## Stated task:
Repeat each line word for word.

## Records to process:
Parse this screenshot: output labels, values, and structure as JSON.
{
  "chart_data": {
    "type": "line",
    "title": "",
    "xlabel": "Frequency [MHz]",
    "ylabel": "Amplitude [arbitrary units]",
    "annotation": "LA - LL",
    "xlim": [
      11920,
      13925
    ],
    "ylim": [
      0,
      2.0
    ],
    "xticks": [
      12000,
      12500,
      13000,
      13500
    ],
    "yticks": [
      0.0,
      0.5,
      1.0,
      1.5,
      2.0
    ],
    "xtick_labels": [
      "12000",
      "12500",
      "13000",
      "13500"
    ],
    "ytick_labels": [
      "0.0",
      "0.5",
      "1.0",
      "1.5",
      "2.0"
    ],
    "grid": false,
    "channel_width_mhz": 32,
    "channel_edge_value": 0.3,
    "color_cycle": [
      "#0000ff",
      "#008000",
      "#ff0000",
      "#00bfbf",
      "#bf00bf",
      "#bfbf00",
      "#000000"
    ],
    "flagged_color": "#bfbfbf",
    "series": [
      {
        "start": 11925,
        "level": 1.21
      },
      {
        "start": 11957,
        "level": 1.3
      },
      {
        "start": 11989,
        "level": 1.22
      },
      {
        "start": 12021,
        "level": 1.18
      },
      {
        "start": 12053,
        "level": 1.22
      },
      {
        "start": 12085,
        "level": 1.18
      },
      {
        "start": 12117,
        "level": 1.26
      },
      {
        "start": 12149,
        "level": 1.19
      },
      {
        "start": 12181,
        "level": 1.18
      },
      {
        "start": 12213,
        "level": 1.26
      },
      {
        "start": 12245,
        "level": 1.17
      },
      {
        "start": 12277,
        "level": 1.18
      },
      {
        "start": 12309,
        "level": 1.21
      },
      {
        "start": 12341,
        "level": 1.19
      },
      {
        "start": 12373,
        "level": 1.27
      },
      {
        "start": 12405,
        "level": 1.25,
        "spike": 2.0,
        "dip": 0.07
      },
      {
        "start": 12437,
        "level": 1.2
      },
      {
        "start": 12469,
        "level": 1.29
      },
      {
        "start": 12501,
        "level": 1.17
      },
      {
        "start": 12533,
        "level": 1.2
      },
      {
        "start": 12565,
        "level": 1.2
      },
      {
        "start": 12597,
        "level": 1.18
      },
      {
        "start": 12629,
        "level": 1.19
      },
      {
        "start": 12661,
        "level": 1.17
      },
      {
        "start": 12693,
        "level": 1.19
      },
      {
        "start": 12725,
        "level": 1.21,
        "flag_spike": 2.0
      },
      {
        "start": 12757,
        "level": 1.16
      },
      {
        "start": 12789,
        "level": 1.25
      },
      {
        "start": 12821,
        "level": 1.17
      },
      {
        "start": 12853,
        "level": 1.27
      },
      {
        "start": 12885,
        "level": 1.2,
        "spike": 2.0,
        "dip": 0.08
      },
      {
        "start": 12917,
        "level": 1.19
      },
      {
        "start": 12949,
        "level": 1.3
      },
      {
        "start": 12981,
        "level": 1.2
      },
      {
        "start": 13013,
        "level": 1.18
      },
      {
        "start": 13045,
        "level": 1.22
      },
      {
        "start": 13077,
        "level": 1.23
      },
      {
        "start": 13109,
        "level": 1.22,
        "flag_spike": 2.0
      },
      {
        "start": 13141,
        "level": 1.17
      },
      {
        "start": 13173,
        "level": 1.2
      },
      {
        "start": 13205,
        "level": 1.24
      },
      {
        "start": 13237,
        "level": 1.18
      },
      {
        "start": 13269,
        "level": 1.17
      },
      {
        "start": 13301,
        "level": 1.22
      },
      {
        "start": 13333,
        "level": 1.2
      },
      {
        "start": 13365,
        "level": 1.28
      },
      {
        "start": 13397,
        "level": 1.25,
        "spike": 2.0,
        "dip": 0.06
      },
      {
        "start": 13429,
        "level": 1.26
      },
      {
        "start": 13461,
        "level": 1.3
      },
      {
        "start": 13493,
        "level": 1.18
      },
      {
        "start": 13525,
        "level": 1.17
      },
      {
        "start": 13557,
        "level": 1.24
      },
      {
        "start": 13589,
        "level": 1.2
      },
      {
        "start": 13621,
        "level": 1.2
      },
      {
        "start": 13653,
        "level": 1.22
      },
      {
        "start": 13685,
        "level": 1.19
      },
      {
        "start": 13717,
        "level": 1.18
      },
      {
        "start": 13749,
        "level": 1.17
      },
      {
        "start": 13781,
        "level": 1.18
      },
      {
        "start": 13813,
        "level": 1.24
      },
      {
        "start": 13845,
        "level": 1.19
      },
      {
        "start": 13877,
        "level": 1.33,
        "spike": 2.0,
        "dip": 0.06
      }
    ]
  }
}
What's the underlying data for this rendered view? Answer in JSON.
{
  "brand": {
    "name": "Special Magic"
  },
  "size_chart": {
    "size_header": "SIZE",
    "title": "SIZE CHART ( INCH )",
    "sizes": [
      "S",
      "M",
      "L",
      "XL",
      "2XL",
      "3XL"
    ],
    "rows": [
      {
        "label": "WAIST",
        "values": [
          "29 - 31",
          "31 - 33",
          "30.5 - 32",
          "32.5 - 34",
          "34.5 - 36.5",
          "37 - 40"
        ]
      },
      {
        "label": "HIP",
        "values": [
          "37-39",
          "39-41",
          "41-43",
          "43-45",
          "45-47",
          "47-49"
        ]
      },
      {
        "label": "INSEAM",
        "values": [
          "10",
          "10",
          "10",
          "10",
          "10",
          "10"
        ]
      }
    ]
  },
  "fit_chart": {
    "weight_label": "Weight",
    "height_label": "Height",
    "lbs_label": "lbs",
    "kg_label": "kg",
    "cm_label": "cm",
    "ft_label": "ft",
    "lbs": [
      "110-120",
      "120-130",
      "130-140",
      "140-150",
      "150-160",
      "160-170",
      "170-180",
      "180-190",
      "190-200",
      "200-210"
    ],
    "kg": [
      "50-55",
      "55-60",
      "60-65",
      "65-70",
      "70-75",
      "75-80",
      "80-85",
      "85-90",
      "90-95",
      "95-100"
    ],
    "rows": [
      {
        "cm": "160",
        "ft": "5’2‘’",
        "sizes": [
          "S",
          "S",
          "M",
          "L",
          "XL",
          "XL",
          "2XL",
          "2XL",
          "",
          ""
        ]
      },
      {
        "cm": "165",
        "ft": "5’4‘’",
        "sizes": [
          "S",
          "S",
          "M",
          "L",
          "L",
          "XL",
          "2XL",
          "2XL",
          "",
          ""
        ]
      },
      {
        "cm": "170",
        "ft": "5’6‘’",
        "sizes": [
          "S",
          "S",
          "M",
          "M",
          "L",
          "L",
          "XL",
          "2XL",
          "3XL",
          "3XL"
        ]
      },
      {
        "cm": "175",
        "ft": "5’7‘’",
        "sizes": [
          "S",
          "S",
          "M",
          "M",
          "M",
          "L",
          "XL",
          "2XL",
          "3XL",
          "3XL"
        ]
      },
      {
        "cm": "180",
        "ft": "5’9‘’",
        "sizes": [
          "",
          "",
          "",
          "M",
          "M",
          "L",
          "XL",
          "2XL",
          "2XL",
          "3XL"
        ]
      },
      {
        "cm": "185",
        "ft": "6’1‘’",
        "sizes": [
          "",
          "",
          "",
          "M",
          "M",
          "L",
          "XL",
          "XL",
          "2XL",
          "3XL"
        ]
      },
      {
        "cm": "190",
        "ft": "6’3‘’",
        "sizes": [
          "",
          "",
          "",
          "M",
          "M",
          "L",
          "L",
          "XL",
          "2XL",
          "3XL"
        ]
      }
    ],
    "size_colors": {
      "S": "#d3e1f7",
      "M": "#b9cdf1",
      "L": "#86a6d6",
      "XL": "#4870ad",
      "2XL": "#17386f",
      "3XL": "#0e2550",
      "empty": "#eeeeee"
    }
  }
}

## Result of this exercise:
Parse this screenshot: output labels, values, and structure as JSON.
{
  "chart_data": {
    "type": "line",
    "title": "",
    "xlabel": "Frequency [MHz]",
    "ylabel": "Amplitude [arbitrary units]",
    "annotation": "LA - LL",
    "xlim": [
      11920,
      13925
    ],
    "ylim": [
      0,
      2.0
    ],
    "xticks": [
      12000,
      12500,
      13000,
      13500
    ],
    "yticks": [
      0.0,
      0.5,
      1.0,
      1.5,
      2.0
    ],
    "xtick_labels": [
      "12000",
      "12500",
      "13000",
      "13500"
    ],
    "ytick_labels": [
      "0.0",
      "0.5",
      "1.0",
      "1.5",
      "2.0"
    ],
    "grid": false,
    "channel_width_mhz": 32,
    "channel_edge_value": 0.3,
    "color_cycle": [
      "#0000ff",
      "#008000",
      "#ff0000",
      "#00bfbf",
      "#bf00bf",
      "#bfbf00",
      "#000000"
    ],
    "flagged_color": "#bfbfbf",
    "series": [
      {
        "start": 11925,
        "level": 1.21
      },
      {
        "start": 11957,
        "level": 1.3
      },
      {
        "start": 11989,
        "level": 1.22
      },
      {
        "start": 12021,
        "level": 1.18
      },
      {
        "start": 12053,
        "level": 1.22
      },
      {
        "start": 12085,
        "level": 1.18
      },
      {
        "start": 12117,
        "level": 1.26
      },
      {
        "start": 12149,
        "level": 1.19
      },
      {
        "start": 12181,
        "level": 1.18
      },
      {
        "start": 12213,
        "level": 1.26
      },
      {
        "start": 12245,
        "level": 1.17
      },
      {
        "start": 12277,
        "level": 1.18
      },
      {
        "start": 12309,
        "level": 1.21
      },
      {
        "start": 12341,
        "level": 1.19
      },
      {
        "start": 12373,
        "level": 1.27
      },
      {
        "start": 12405,
        "level": 1.25,
        "spike": 2.0,
        "dip": 0.07
      },
      {
        "start": 12437,
        "level": 1.2
      },
      {
        "start": 12469,
        "level": 1.29
      },
      {
        "start": 12501,
        "level": 1.17
      },
      {
        "start": 12533,
        "level": 1.2
      },
      {
        "start": 12565,
        "level": 1.2
      },
      {
        "start": 12597,
        "level": 1.18
      },
      {
        "start": 12629,
        "level": 1.19
      },
      {
        "start": 12661,
        "level": 1.17
      },
      {
        "start": 12693,
        "level": 1.19
      },
      {
        "start": 12725,
        "level": 1.21,
        "flag_spike": 2.0
      },
      {
        "start": 12757,
        "level": 1.16
      },
      {
        "start": 12789,
        "level": 1.25
      },
      {
        "start": 12821,
        "level": 1.17
      },
      {
        "start": 12853,
        "level": 1.27
      },
      {
        "start": 12885,
        "level": 1.2,
        "spike": 2.0,
        "dip": 0.08
      },
      {
        "start": 12917,
        "level": 1.19
      },
      {
        "start": 12949,
        "level": 1.3
      },
      {
        "start": 12981,
        "level": 1.2
      },
      {
        "start": 13013,
        "level": 1.18
      },
      {
        "start": 13045,
        "level": 1.22
      },
      {
        "start": 13077,
        "level": 1.23
      },
      {
        "start": 13109,
        "level": 1.22,
        "flag_spike": 2.0
      },
      {
        "start": 13141,
        "level": 1.17
      },
      {
        "start": 13173,
        "level": 1.2
      },
      {
        "start": 13205,
        "level": 1.24
      },
      {
        "start": 13237,
        "level": 1.18
      },
      {
        "start": 13269,
        "level": 1.17
      },
      {
        "start": 13301,
        "level": 1.22
      },
      {
        "start": 13333,
        "level": 1.2
      },
      {
        "start": 13365,
        "level": 1.28
      },
      {
        "start": 13397,
        "level": 1.25,
        "spike": 2.0,
        "dip": 0.06
      },
      {
        "start": 13429,
        "level": 1.26
      },
      {
        "start": 13461,
        "level": 1.3
      },
      {
        "start": 13493,
        "level": 1.18
      },
      {
        "start": 13525,
        "level": 1.17
      },
      {
        "start": 13557,
        "level": 1.24
      },
      {
        "start": 13589,
        "level": 1.2
      },
      {
        "start": 13621,
        "level": 1.2
      },
      {
        "start": 13653,
        "level": 1.22
      },
      {
        "start": 13685,
        "level": 1.19
      },
      {
        "start": 13717,
        "level": 1.18
      },
      {
        "start": 13749,
        "level": 1.17
      },
      {
        "start": 13781,
        "level": 1.18
      },
      {
        "start": 13813,
        "level": 1.24
      },
      {
        "start": 13845,
        "level": 1.19
      },
      {
        "start": 13877,
        "level": 1.33,
        "spike": 2.0,
        "dip": 0.06
      }
    ]
  }
}
What's the underlying data for this rendered view? Answer in JSON.
{
  "brand": {
    "name": "Special Magic"
  },
  "size_chart": {
    "size_header": "SIZE",
    "title": "SIZE CHART ( INCH )",
    "sizes": [
      "S",
      "M",
      "L",
      "XL",
      "2XL",
      "3XL"
    ],
    "rows": [
      {
        "label": "WAIST",
        "values": [
          "29 - 31",
          "31 - 33",
          "30.5 - 32",
          "32.5 - 34",
          "34.5 - 36.5",
          "37 - 40"
        ]
      },
      {
        "label": "HIP",
        "values": [
          "37-39",
          "39-41",
          "41-43",
          "43-45",
          "45-47",
          "47-49"
        ]
      },
      {
        "label": "INSEAM",
        "values": [
          "10",
          "10",
          "10",
          "10",
          "10",
          "10"
        ]
      }
    ]
  },
  "fit_chart": {
    "weight_label": "Weight",
    "height_label": "Height",
    "lbs_label": "lbs",
    "kg_label": "kg",
    "cm_label": "cm",
    "ft_label": "ft",
    "lbs": [
      "110-120",
      "120-130",
      "130-140",
      "140-150",
      "150-160",
      "160-170",
      "170-180",
      "180-190",
      "190-200",
      "200-210"
    ],
    "kg": [
      "50-55",
      "55-60",
      "60-65",
      "65-70",
      "70-75",
      "75-80",
      "80-85",
      "85-90",
      "90-95",
      "95-100"
    ],
    "rows": [
      {
        "cm": "160",
        "ft": "5’2‘’",
        "sizes": [
          "S",
          "S",
          "M",
          "L",
          "XL",
          "XL",
          "2XL",
          "2XL",
          "",
          ""
        ]
      },
      {
        "cm": "165",
        "ft": "5’4‘’",
        "sizes": [
          "S",
          "S",
          "M",
          "L",
          "L",
          "XL",
          "2XL",
          "2XL",
          "",
          ""
        ]
      },
      {
        "cm": "170",
        "ft": "5’6‘’",
        "sizes": [
          "S",
          "S",
          "M",
          "M",
          "L",
          "L",
          "XL",
          "2XL",
          "3XL",
          "3XL"
        ]
      },
      {
        "cm": "175",
        "ft": "5’7‘’",
        "sizes": [
          "S",
          "S",
          "M",
          "M",
          "M",
          "L",
          "XL",
          "2XL",
          "3XL",
          "3XL"
        ]
      },
      {
        "cm": "180",
        "ft": "5’9‘’",
        "sizes": [
          "",
          "",
          "",
          "M",
          "M",
          "L",
          "XL",
          "2XL",
          "2XL",
          "3XL"
        ]
      },
      {
        "cm": "185",
        "ft": "6’1‘’",
        "sizes": [
          "",
          "",
          "",
          "M",
          "M",
          "L",
          "XL",
          "XL",
          "2XL",
          "3XL"
        ]
      },
      {
        "cm": "190",
        "ft": "6’3‘’",
        "sizes": [
          "",
          "",
          "",
          "M",
          "M",
          "L",
          "L",
          "XL",
          "2XL",
          "3XL"
        ]
      }
    ],
    "size_colors": {
      "S": "#d3e1f7",
      "M": "#b9cdf1",
      "L": "#86a6d6",
      "XL": "#4870ad",
      "2XL": "#17386f",
      "3XL": "#0e2550",
      "empty": "#eeeeee"
    }
  }
}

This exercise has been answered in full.